*Job*.
Copy out the complete listing, word for word.

*Dataset excerpts*.
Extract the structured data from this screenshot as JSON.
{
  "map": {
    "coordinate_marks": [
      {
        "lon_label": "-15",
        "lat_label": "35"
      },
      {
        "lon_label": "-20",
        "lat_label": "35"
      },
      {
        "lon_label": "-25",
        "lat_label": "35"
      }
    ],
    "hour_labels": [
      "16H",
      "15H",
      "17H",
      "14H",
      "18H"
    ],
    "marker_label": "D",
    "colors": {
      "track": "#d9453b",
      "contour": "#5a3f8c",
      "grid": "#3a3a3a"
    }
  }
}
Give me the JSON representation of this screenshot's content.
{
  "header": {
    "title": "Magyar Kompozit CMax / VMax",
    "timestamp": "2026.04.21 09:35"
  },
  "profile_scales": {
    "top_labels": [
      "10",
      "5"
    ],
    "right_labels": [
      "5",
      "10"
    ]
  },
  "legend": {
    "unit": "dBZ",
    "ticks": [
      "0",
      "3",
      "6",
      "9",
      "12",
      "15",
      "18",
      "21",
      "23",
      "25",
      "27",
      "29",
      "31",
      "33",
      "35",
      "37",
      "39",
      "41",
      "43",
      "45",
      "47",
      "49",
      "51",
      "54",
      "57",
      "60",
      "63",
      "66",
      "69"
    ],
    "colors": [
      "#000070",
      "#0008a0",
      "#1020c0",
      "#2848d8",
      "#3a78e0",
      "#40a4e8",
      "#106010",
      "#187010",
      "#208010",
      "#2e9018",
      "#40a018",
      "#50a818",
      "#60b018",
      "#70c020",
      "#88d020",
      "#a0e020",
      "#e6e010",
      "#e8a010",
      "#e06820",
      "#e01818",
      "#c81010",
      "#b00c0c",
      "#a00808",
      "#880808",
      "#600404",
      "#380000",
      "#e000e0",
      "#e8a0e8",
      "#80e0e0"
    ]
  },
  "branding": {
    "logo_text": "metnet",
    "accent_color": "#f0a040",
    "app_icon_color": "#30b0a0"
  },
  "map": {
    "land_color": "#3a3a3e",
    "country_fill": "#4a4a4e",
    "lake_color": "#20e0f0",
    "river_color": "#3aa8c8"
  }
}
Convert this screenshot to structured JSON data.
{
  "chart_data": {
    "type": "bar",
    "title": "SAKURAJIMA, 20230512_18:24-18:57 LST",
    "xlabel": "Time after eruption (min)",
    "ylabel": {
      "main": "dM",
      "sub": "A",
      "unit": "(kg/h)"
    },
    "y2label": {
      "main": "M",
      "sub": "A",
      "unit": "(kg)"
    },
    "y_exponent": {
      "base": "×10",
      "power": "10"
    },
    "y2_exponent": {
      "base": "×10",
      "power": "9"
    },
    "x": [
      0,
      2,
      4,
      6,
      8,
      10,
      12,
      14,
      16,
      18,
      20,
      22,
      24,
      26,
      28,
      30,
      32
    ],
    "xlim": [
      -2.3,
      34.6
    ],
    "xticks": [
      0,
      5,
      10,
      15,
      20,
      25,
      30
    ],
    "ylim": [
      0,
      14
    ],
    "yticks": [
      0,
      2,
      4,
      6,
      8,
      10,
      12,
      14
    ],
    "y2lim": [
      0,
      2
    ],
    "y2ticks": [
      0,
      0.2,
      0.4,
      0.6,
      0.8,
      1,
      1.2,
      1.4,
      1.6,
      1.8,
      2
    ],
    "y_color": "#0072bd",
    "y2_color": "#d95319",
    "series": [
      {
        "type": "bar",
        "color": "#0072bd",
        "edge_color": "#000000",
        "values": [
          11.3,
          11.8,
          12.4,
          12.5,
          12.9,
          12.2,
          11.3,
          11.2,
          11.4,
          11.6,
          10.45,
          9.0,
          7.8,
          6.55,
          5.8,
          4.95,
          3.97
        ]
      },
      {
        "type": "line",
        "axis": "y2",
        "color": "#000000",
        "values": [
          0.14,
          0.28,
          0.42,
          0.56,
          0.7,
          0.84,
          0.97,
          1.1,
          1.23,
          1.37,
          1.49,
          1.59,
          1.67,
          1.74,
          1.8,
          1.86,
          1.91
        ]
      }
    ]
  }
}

*Written response*.
Extract the structured data from this screenshot as JSON.
{
  "map": {
    "coordinate_marks": [
      {
        "lon_label": "-15",
        "lat_label": "35"
      },
      {
        "lon_label": "-20",
        "lat_label": "35"
      },
      {
        "lon_label": "-25",
        "lat_label": "35"
      }
    ],
    "hour_labels": [
      "16H",
      "15H",
      "17H",
      "14H",
      "18H"
    ],
    "marker_label": "D",
    "colors": {
      "track": "#d9453b",
      "contour": "#5a3f8c",
      "grid": "#3a3a3a"
    }
  }
}
Give me the JSON representation of this screenshot's content.
{
  "header": {
    "title": "Magyar Kompozit CMax / VMax",
    "timestamp": "2026.04.21 09:35"
  },
  "profile_scales": {
    "top_labels": [
      "10",
      "5"
    ],
    "right_labels": [
      "5",
      "10"
    ]
  },
  "legend": {
    "unit": "dBZ",
    "ticks": [
      "0",
      "3",
      "6",
      "9",
      "12",
      "15",
      "18",
      "21",
      "23",
      "25",
      "27",
      "29",
      "31",
      "33",
      "35",
      "37",
      "39",
      "41",
      "43",
      "45",
      "47",
      "49",
      "51",
      "54",
      "57",
      "60",
      "63",
      "66",
      "69"
    ],
    "colors": [
      "#000070",
      "#0008a0",
      "#1020c0",
      "#2848d8",
      "#3a78e0",
      "#40a4e8",
      "#106010",
      "#187010",
      "#208010",
      "#2e9018",
      "#40a018",
      "#50a818",
      "#60b018",
      "#70c020",
      "#88d020",
      "#a0e020",
      "#e6e010",
      "#e8a010",
      "#e06820",
      "#e01818",
      "#c81010",
      "#b00c0c",
      "#a00808",
      "#880808",
      "#600404",
      "#380000",
      "#e000e0",
      "#e8a0e8",
      "#80e0e0"
    ]
  },
  "branding": {
    "logo_text": "metnet",
    "accent_color": "#f0a040",
    "app_icon_color": "#30b0a0"
  },
  "map": {
    "land_color": "#3a3a3e",
    "country_fill": "#4a4a4e",
    "lake_color": "#20e0f0",
    "river_color": "#3aa8c8"
  }
}
Convert this screenshot to structured JSON data.
{
  "chart_data": {
    "type": "bar",
    "title": "SAKURAJIMA, 20230512_18:24-18:57 LST",
    "xlabel": "Time after eruption (min)",
    "ylabel": {
      "main": "dM",
      "sub": "A",
      "unit": "(kg/h)"
    },
    "y2label": {
      "main": "M",
      "sub": "A",
      "unit": "(kg)"
    },
    "y_exponent": {
      "base": "×10",
      "power": "10"
    },
    "y2_exponent": {
      "base": "×10",
      "power": "9"
    },
    "x": [
      0,
      2,
      4,
      6,
      8,
      10,
      12,
      14,
      16,
      18,
      20,
      22,
      24,
      26,
      28,
      30,
      32
    ],
    "xlim": [
      -2.3,
      34.6
    ],
    "xticks": [
      0,
      5,
      10,
      15,
      20,
      25,
      30
    ],
    "ylim": [
      0,
      14
    ],
    "yticks": [
      0,
      2,
      4,
      6,
      8,
      10,
      12,
      14
    ],
    "y2lim": [
      0,
      2
    ],
    "y2ticks": [
      0,
      0.2,
      0.4,
      0.6,
      0.8,
      1,
      1.2,
      1.4,
      1.6,
      1.8,
      2
    ],
    "y_color": "#0072bd",
    "y2_color": "#d95319",
    "series": [
      {
        "type": "bar",
        "color": "#0072bd",
        "edge_color": "#000000",
        "values": [
          11.3,
          11.8,
          12.4,
          12.5,
          12.9,
          12.2,
          11.3,
          11.2,
          11.4,
          11.6,
          10.45,
          9.0,
          7.8,
          6.55,
          5.8,
          4.95,
          3.97
        ]
      },
      {
        "type": "line",
        "axis": "y2",
        "color": "#000000",
        "values": [
          0.14,
          0.28,
          0.42,
          0.56,
          0.7,
          0.84,
          0.97,
          1.1,
          1.23,
          1.37,
          1.49,
          1.59,
          1.67,
          1.74,
          1.8,
          1.86,
          1.91
        ]
      }
    ]
  }
}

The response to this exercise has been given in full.